### Task requirements
Repeat, word for word, every line from the line holding "Extract the structured" through the final line of the entries below. Skip all pictures.

### Given information
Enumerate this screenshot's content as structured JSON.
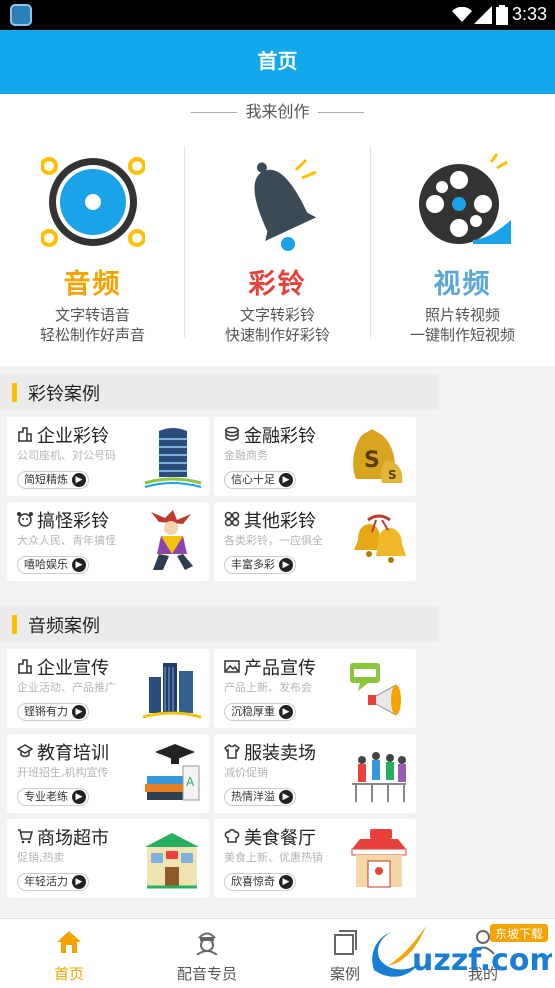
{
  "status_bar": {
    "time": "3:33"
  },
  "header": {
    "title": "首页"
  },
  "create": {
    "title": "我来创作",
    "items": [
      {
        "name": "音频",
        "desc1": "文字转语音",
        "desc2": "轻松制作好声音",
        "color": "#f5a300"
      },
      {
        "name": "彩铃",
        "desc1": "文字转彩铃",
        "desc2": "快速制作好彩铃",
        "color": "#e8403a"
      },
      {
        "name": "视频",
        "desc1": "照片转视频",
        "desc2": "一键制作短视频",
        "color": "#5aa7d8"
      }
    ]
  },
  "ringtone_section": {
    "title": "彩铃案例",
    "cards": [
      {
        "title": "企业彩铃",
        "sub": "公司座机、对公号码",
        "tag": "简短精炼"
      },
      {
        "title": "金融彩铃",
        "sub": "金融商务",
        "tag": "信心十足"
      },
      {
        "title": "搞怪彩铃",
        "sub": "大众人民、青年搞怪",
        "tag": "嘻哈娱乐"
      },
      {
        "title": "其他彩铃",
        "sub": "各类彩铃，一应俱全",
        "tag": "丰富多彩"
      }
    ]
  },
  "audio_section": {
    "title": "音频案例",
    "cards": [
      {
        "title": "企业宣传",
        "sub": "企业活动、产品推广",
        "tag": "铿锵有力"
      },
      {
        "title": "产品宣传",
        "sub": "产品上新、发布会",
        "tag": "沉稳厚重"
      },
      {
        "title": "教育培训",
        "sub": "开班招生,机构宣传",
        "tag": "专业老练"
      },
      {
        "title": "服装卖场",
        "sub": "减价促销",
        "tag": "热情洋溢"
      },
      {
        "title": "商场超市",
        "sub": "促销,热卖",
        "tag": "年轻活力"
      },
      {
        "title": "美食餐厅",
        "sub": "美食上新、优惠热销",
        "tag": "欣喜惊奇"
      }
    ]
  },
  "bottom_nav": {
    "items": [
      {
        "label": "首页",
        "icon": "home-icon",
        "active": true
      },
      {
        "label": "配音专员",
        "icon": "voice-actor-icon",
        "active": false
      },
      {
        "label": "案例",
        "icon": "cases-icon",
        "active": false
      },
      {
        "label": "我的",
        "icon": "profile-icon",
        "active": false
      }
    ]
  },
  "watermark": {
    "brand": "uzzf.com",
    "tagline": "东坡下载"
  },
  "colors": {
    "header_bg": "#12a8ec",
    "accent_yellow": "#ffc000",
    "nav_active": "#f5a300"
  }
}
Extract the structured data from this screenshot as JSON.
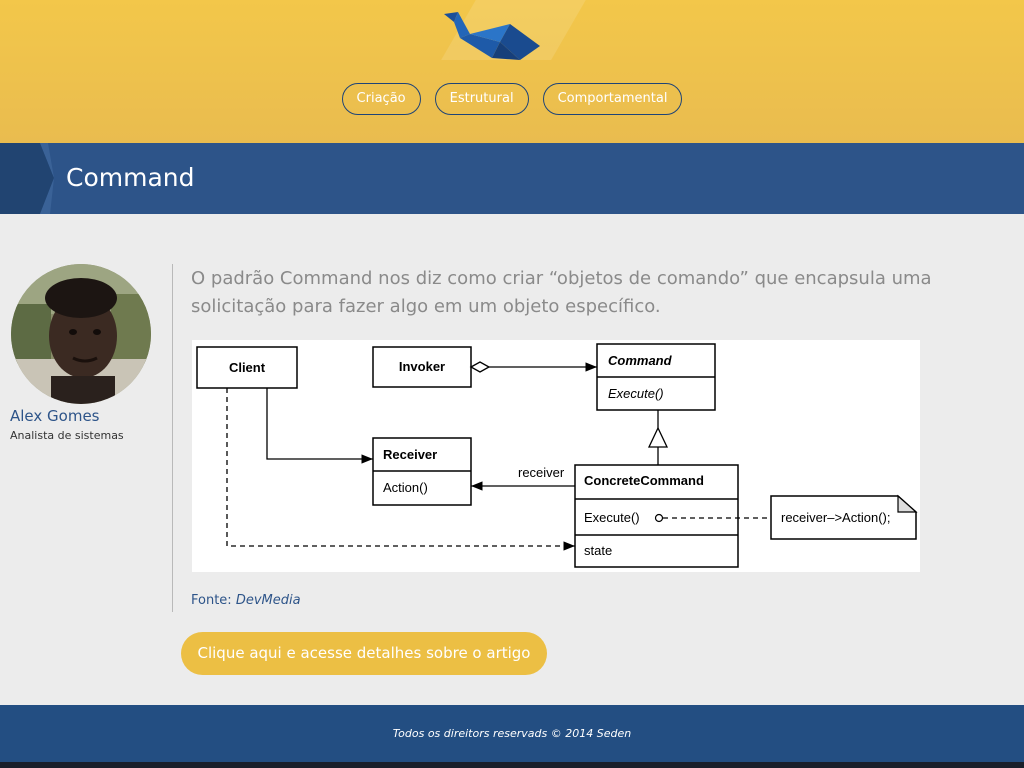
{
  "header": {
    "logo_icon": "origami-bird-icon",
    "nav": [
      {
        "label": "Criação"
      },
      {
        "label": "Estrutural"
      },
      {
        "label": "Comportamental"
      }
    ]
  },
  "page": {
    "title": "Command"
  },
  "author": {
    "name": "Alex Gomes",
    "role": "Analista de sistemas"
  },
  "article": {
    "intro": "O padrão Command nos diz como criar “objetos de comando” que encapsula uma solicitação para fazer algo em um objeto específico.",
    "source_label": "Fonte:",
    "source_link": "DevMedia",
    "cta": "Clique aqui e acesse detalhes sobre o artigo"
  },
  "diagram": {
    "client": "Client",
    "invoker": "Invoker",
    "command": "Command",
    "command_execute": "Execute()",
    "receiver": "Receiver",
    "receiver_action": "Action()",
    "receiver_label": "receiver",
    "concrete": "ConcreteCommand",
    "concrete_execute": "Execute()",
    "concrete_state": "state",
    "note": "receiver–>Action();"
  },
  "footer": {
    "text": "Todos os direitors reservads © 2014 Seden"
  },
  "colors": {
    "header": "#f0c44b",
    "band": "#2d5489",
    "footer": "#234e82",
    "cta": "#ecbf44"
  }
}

### Response to the exercise
Extract the structured data from this screenshot as JSON.
{
  "header": {
    "logo_icon": "origami-bird-icon",
    "nav": [
      {
        "label": "Criação"
      },
      {
        "label": "Estrutural"
      },
      {
        "label": "Comportamental"
      }
    ]
  },
  "page": {
    "title": "Command"
  },
  "author": {
    "name": "Alex Gomes",
    "role": "Analista de sistemas"
  },
  "article": {
    "intro": "O padrão Command nos diz como criar “objetos de comando” que encapsula uma solicitação para fazer algo em um objeto específico.",
    "source_label": "Fonte:",
    "source_link": "DevMedia",
    "cta": "Clique aqui e acesse detalhes sobre o artigo"
  },
  "diagram": {
    "client": "Client",
    "invoker": "Invoker",
    "command": "Command",
    "command_execute": "Execute()",
    "receiver": "Receiver",
    "receiver_action": "Action()",
    "receiver_label": "receiver",
    "concrete": "ConcreteCommand",
    "concrete_execute": "Execute()",
    "concrete_state": "state",
    "note": "receiver–>Action();"
  },
  "footer": {
    "text": "Todos os direitors reservads © 2014 Seden"
  },
  "colors": {
    "header": "#f0c44b",
    "band": "#2d5489",
    "footer": "#234e82",
    "cta": "#ecbf44"
  }
}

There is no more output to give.